(Stored entries)
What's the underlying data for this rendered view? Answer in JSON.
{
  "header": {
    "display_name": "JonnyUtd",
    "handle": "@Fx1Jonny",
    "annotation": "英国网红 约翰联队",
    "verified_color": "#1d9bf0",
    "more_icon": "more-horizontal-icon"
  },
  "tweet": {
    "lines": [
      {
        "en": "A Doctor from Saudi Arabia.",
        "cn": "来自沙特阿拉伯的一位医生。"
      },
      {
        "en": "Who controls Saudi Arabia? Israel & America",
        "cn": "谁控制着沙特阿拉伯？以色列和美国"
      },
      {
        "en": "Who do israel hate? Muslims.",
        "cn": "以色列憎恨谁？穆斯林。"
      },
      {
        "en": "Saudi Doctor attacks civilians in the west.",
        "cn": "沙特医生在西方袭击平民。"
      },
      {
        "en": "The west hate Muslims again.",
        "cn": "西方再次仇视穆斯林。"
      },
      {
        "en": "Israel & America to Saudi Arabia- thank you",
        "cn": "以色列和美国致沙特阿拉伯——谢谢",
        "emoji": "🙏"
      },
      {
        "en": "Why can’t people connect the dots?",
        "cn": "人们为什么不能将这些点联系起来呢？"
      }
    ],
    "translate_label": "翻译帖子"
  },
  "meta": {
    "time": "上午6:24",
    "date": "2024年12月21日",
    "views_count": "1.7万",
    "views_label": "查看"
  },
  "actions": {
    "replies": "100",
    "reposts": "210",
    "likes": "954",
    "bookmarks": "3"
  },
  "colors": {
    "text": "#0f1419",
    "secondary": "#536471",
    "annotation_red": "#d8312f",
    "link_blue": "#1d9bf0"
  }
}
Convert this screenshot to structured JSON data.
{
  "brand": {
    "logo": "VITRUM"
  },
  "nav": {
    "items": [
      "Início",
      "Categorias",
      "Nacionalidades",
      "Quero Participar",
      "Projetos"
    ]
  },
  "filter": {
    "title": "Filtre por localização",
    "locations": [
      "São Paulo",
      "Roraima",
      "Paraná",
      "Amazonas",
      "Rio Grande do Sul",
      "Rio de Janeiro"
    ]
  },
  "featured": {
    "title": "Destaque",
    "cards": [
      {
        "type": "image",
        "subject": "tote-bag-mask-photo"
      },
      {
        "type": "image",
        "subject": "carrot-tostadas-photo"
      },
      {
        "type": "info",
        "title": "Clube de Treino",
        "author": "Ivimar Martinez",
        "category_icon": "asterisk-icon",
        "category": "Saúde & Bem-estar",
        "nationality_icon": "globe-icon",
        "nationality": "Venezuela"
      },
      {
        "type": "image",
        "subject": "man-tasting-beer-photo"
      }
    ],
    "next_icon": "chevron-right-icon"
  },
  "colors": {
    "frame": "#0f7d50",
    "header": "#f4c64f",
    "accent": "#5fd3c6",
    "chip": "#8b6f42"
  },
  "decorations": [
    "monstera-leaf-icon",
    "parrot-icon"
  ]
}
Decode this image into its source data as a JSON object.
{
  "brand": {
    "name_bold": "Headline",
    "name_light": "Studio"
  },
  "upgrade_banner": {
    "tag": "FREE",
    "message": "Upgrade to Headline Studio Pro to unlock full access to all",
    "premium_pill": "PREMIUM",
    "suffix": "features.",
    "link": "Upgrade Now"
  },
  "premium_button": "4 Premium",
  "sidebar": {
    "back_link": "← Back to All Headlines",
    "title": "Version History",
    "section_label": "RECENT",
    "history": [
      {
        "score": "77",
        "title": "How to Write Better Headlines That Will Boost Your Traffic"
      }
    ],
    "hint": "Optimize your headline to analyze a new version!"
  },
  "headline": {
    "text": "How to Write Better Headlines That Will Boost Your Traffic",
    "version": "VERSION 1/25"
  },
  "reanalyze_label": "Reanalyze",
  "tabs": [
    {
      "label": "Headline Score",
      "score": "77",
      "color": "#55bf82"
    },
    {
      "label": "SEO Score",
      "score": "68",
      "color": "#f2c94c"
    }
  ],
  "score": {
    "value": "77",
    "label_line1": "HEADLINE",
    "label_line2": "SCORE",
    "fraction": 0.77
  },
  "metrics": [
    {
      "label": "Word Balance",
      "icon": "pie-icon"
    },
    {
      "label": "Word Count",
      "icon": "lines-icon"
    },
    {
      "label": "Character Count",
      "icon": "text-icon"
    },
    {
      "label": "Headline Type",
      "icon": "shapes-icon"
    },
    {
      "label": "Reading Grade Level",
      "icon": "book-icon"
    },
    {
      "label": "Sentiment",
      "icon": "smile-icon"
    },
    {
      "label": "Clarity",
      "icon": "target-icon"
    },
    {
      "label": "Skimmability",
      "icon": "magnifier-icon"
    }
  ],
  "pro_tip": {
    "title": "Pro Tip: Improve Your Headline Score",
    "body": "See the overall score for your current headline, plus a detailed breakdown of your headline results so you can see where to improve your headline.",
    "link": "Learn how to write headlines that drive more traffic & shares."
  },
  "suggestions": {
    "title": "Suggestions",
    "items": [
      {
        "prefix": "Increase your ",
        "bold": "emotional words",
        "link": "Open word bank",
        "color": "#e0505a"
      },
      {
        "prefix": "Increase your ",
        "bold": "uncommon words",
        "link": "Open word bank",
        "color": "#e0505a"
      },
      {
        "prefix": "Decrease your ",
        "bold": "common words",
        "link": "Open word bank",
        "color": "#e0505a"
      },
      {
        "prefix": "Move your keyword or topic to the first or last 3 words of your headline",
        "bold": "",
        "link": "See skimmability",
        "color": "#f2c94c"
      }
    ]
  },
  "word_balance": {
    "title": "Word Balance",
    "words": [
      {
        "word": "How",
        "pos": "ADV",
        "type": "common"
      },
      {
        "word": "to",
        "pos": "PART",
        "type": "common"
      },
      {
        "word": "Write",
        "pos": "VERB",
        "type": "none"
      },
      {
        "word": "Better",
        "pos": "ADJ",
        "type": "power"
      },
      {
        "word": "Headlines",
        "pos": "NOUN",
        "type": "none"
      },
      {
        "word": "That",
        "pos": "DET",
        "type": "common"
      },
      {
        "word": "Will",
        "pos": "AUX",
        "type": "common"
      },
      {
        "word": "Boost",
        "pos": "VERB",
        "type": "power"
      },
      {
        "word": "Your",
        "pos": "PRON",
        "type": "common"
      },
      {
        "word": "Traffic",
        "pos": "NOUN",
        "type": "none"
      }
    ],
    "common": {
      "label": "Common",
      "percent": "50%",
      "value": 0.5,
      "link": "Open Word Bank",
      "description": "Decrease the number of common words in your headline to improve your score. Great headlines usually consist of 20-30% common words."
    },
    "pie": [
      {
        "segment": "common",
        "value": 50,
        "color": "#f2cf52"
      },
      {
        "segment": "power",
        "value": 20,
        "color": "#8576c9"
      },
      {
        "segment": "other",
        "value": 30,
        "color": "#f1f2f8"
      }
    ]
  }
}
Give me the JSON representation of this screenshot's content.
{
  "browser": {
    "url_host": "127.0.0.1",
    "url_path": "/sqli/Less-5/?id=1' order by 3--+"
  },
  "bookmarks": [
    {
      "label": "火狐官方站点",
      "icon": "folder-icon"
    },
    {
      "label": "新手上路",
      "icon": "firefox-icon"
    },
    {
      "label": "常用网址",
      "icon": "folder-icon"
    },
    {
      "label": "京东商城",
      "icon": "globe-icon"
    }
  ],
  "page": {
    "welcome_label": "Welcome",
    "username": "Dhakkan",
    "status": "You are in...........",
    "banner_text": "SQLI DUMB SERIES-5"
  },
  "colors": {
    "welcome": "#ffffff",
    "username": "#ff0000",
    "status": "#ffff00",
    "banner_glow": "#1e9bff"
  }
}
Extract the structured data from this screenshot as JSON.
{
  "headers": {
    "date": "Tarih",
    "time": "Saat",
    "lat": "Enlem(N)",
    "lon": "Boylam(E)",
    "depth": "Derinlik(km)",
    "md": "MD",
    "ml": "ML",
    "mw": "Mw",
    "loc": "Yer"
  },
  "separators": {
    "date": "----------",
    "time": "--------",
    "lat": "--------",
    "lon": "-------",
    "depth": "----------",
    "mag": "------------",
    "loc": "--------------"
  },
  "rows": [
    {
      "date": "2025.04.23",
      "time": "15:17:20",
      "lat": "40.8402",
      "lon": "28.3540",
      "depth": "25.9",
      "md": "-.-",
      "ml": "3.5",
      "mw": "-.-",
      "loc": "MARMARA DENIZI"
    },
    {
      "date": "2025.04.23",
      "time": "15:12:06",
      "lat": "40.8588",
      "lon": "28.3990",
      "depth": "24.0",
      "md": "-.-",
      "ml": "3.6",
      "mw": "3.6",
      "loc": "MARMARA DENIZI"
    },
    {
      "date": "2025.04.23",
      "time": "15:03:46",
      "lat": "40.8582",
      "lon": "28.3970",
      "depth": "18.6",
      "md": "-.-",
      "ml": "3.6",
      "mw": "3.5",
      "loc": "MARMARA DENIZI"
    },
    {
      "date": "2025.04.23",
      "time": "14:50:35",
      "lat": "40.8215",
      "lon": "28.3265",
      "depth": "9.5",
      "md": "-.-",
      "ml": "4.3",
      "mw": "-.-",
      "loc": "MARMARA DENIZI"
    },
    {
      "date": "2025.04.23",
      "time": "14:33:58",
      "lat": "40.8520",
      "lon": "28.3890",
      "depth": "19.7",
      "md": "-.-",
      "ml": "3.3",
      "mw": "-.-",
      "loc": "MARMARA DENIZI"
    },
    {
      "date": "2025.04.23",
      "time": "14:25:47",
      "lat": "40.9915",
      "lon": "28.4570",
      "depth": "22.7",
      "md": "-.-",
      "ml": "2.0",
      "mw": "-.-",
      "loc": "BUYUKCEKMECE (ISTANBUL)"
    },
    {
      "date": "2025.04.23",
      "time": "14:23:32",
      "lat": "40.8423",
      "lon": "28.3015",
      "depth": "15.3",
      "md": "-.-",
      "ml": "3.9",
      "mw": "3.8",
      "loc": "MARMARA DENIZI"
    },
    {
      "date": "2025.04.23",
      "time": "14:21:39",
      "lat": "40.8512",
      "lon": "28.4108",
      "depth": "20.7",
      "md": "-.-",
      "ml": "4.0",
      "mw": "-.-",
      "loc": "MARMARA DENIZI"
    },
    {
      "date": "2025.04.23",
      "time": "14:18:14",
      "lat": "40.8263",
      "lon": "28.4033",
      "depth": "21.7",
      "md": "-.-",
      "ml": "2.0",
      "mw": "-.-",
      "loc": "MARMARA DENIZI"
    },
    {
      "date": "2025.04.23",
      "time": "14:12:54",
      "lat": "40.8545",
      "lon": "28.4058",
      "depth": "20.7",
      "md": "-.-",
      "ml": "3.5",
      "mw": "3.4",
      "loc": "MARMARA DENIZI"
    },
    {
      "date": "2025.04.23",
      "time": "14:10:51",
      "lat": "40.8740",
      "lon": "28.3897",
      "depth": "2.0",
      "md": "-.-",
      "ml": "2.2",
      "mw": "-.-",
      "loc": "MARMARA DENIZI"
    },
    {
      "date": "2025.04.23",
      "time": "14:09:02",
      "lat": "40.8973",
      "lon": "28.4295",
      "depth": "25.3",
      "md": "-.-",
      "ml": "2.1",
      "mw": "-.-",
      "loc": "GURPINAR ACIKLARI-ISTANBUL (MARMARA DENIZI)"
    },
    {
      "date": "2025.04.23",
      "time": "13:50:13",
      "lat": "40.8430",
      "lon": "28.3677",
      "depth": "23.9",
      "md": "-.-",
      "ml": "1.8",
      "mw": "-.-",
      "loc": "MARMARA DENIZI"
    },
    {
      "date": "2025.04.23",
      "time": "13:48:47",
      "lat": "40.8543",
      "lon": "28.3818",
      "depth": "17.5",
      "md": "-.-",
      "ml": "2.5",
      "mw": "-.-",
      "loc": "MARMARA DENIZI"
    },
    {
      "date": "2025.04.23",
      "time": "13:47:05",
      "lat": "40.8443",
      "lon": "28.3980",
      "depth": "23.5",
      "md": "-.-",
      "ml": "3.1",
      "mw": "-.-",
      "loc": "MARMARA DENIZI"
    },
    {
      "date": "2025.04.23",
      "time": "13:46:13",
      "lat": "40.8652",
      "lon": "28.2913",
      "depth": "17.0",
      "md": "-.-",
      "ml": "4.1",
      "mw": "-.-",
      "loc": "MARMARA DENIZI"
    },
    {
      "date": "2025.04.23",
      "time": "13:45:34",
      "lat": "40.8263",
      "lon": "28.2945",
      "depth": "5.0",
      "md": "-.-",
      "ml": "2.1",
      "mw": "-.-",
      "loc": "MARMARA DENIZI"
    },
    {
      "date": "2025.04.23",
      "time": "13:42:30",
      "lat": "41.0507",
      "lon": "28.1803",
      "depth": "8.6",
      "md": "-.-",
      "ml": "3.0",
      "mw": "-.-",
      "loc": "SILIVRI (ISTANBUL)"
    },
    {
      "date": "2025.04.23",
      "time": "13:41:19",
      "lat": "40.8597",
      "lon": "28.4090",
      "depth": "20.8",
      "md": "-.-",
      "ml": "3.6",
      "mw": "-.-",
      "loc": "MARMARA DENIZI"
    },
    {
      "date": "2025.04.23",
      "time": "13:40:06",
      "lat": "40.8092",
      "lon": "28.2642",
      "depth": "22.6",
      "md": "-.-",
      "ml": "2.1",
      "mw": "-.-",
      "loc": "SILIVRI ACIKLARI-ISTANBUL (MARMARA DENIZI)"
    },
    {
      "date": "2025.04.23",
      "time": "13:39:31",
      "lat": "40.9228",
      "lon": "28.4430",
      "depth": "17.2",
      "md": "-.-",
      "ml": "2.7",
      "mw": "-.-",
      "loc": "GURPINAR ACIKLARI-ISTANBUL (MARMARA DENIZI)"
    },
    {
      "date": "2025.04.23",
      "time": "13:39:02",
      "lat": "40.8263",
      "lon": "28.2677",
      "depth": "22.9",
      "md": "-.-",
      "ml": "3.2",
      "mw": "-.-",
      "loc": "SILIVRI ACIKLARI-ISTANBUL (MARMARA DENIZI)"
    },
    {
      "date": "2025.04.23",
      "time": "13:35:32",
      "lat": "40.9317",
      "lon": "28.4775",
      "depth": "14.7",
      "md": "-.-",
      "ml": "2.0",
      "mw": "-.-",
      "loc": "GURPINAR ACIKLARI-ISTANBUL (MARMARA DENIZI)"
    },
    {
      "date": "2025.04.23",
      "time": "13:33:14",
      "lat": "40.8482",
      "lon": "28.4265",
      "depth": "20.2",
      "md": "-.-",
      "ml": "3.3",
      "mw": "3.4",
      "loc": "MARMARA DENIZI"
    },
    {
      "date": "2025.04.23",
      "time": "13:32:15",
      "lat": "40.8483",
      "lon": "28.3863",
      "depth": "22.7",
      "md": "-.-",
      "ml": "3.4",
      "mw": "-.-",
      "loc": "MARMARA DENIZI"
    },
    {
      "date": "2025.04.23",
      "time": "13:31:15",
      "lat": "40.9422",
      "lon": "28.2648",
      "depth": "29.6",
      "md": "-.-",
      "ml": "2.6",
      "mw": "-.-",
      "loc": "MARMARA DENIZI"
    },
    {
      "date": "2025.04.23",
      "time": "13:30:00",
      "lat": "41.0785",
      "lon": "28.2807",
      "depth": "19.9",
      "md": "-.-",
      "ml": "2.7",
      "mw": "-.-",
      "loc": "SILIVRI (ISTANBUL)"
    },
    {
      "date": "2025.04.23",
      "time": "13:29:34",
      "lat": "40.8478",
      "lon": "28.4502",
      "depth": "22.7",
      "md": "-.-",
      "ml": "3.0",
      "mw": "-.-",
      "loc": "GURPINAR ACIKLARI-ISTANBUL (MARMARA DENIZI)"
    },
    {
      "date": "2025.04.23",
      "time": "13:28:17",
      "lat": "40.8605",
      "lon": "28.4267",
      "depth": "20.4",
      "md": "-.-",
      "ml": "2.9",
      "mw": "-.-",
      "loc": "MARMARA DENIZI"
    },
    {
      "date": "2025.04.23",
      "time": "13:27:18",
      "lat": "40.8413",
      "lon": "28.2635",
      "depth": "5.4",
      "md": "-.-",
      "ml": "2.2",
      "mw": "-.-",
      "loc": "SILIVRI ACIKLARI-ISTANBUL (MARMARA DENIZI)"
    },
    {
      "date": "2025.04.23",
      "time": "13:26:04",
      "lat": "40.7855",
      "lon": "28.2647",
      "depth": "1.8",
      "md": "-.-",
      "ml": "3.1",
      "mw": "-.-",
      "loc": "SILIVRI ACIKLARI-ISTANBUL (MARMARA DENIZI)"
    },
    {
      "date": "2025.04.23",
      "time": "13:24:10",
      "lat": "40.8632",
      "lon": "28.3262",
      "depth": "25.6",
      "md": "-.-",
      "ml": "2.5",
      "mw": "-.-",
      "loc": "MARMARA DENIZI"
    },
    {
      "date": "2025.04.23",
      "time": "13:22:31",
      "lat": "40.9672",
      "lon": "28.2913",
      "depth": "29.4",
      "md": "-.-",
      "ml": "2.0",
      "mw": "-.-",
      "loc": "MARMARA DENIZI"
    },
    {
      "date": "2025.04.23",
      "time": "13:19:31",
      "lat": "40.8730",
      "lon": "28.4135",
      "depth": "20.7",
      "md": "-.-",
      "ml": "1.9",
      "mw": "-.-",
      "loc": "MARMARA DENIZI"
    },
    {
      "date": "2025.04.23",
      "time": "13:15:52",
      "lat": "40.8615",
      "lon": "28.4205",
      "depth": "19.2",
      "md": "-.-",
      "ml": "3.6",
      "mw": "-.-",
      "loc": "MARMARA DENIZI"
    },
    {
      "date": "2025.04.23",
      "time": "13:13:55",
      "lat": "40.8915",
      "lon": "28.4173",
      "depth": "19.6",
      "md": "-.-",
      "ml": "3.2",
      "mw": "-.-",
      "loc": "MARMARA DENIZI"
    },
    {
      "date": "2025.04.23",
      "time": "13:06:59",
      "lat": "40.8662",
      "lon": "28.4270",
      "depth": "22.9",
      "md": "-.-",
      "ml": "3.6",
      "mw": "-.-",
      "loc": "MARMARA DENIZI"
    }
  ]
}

**Request:** Your answer should be one number: how many lines in the material above contain the string "Muslims".

**Answer to this task:** 2